## AIM
Pick out the lines containing "SILA".

[BEGIN RECORDS FOR THE EXERCISE]

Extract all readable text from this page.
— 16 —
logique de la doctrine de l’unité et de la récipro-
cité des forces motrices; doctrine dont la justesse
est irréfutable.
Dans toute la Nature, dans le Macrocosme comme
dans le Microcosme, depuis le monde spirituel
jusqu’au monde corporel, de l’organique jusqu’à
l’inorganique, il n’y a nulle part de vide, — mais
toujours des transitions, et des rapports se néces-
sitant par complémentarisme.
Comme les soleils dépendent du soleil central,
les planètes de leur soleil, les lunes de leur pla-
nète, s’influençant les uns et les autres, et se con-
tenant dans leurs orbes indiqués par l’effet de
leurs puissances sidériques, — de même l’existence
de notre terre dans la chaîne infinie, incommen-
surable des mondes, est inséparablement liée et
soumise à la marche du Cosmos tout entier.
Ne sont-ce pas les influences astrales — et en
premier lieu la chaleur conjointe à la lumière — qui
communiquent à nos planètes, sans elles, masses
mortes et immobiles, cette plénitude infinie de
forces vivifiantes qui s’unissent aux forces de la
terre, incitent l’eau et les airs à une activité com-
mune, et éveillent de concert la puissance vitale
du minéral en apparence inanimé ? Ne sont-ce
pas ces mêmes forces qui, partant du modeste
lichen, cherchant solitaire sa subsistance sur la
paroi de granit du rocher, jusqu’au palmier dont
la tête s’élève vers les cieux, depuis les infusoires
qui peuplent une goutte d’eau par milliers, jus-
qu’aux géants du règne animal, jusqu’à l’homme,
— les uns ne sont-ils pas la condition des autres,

[END RECORDS FOR THE EXERCISE]
[BEGIN RECORDS FOR THE EXERCISE]

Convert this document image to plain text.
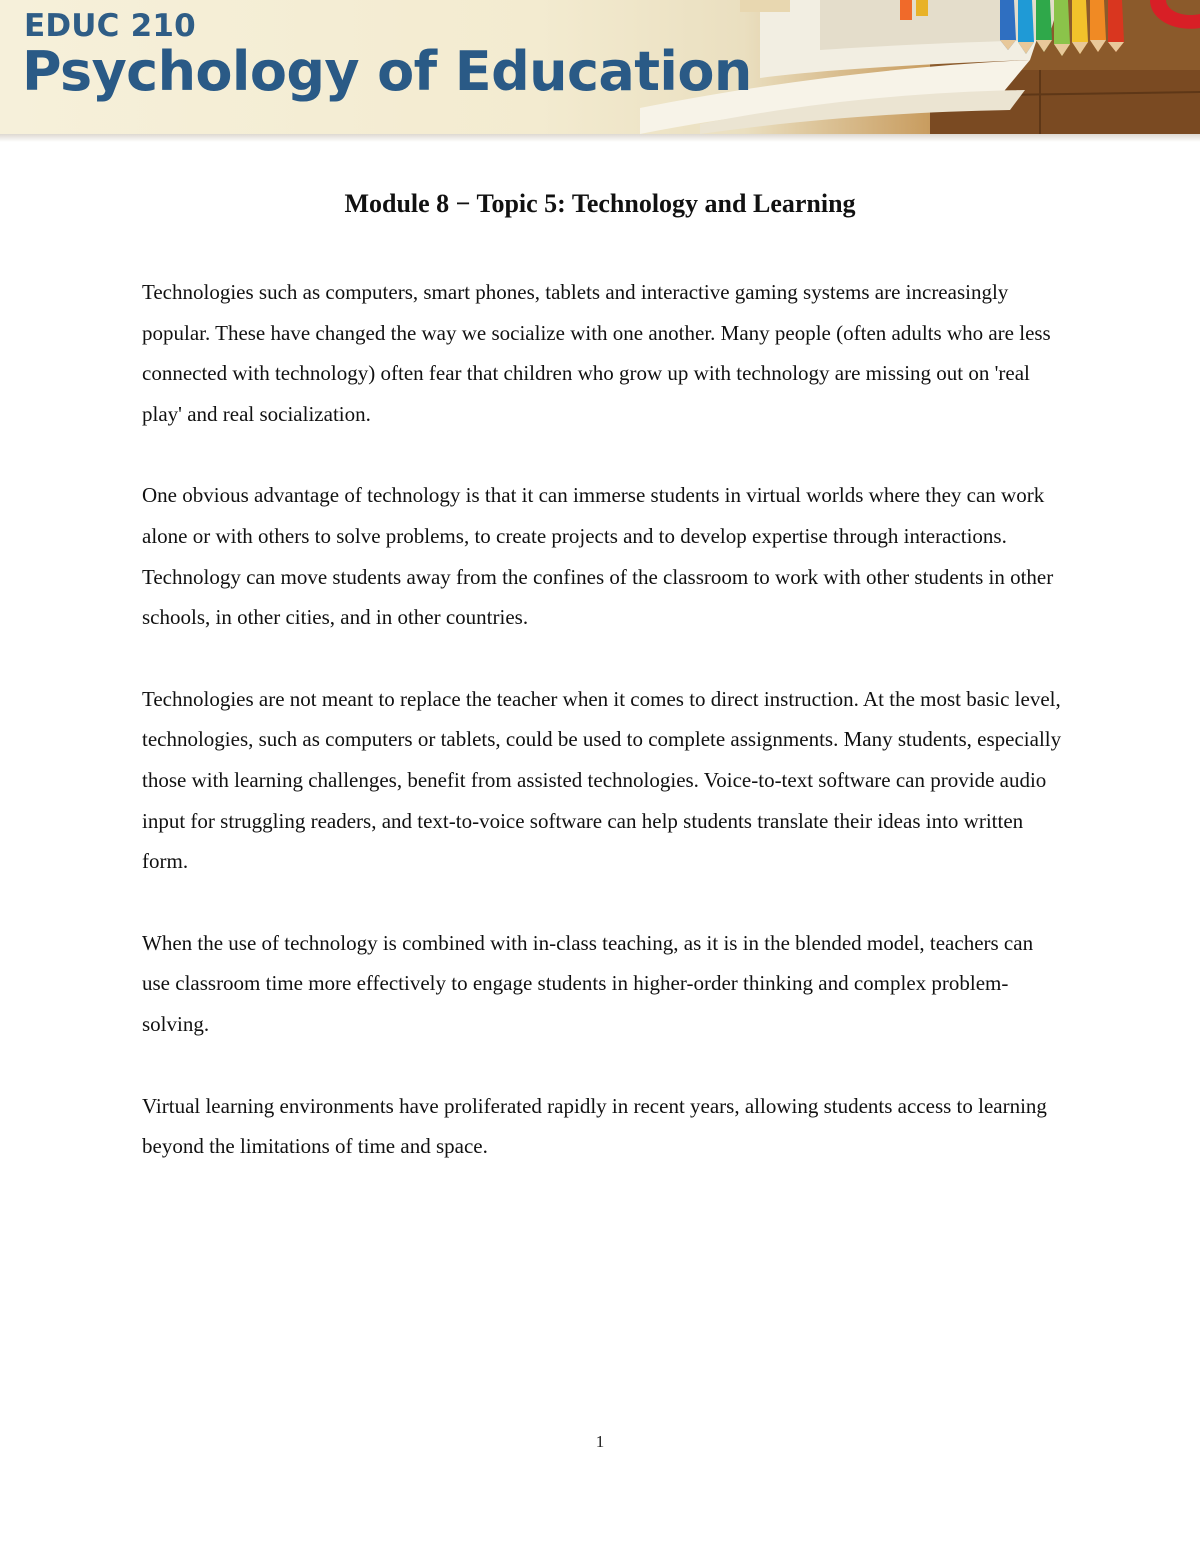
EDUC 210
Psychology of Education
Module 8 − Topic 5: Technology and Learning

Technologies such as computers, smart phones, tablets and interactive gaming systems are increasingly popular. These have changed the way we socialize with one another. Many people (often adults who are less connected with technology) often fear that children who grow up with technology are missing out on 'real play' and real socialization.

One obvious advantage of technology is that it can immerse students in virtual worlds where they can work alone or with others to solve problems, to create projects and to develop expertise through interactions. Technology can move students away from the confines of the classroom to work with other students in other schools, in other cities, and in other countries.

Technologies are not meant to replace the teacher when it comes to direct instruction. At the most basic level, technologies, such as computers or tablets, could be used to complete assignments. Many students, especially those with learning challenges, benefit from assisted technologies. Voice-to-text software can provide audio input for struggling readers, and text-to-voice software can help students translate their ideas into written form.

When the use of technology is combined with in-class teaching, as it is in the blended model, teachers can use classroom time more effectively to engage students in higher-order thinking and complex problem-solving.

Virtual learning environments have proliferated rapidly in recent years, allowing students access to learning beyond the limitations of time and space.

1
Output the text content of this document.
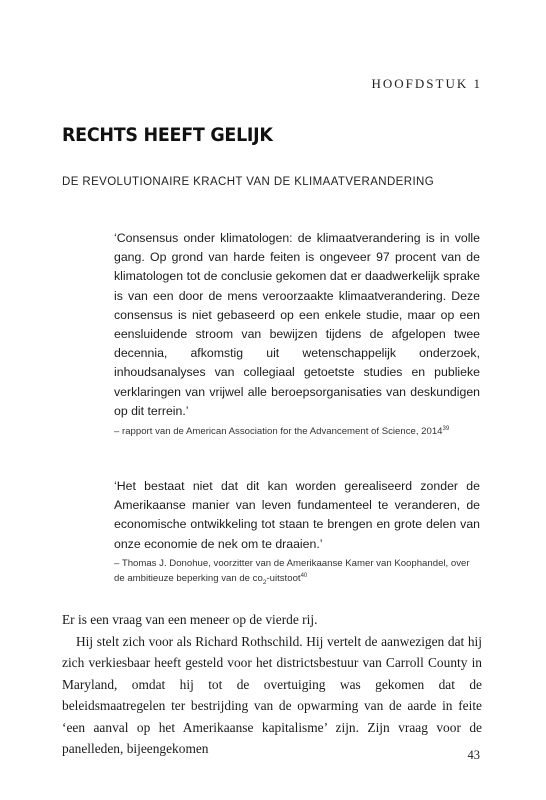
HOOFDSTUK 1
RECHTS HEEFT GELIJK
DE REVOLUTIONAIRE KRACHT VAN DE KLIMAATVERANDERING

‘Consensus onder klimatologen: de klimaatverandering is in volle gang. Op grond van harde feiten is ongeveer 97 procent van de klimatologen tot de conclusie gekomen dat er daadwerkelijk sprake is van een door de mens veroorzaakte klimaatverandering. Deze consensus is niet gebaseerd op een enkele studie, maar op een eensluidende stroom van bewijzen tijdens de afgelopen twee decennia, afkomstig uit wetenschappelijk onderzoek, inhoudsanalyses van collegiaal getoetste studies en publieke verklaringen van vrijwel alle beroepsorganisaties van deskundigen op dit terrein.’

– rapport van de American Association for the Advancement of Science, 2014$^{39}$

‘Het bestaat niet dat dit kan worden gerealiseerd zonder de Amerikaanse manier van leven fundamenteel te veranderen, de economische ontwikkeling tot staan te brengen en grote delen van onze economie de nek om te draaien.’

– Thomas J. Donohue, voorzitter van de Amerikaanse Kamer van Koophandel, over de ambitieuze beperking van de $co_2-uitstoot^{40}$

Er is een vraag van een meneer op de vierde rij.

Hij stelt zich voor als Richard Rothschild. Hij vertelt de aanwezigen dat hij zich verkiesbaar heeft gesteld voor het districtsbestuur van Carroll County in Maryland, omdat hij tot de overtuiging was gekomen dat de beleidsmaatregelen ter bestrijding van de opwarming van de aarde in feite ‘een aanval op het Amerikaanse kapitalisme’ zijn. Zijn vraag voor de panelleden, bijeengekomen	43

[END RECORDS FOR THE EXERCISE]
[BEGIN RECORDS FOR THE EXERCISE]

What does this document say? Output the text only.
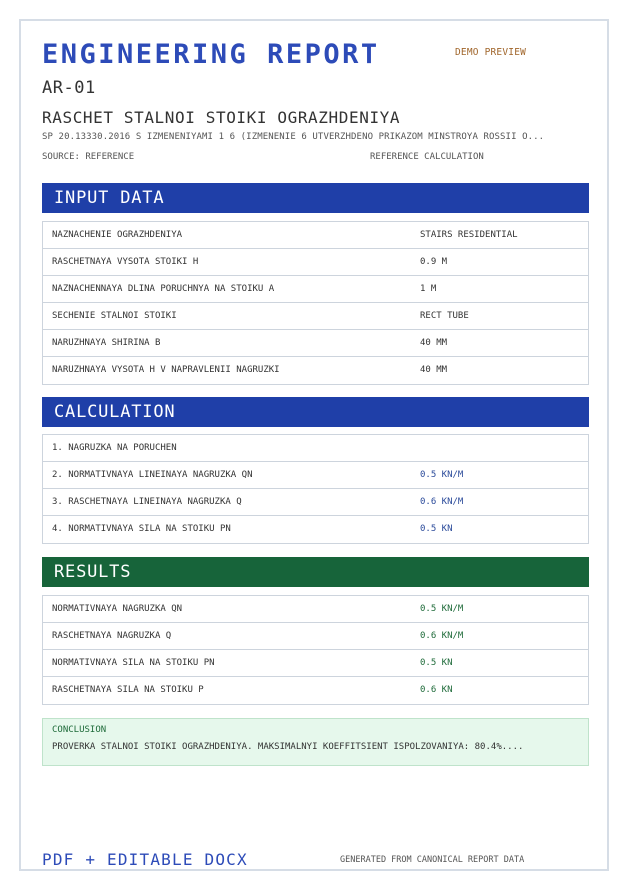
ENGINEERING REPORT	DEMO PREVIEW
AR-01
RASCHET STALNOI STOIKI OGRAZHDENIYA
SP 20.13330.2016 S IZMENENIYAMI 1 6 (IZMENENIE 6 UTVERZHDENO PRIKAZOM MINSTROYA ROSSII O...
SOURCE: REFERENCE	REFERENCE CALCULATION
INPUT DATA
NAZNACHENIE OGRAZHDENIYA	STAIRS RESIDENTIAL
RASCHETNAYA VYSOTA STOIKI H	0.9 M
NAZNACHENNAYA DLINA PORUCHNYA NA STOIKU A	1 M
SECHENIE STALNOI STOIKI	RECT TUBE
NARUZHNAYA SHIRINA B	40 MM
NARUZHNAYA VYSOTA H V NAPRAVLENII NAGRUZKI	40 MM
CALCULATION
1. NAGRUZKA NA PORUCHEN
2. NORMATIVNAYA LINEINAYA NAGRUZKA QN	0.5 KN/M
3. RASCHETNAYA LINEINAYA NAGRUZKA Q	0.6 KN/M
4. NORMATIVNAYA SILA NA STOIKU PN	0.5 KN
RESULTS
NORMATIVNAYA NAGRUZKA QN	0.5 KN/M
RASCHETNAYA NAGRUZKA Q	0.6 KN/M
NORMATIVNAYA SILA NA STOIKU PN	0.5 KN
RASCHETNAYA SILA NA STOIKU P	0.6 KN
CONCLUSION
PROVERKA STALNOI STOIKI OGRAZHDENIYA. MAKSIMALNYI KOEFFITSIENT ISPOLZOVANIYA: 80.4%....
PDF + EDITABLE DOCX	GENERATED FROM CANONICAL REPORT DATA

[END RECORDS FOR THE EXERCISE]

## WRITTEN REPLY
4. NORMATIVNAYA SILA NA STOIKU PN	0.5 KN
NORMATIVNAYA SILA NA STOIKU PN	0.5 KN
RASCHETNAYA SILA NA STOIKU P	0.6 KN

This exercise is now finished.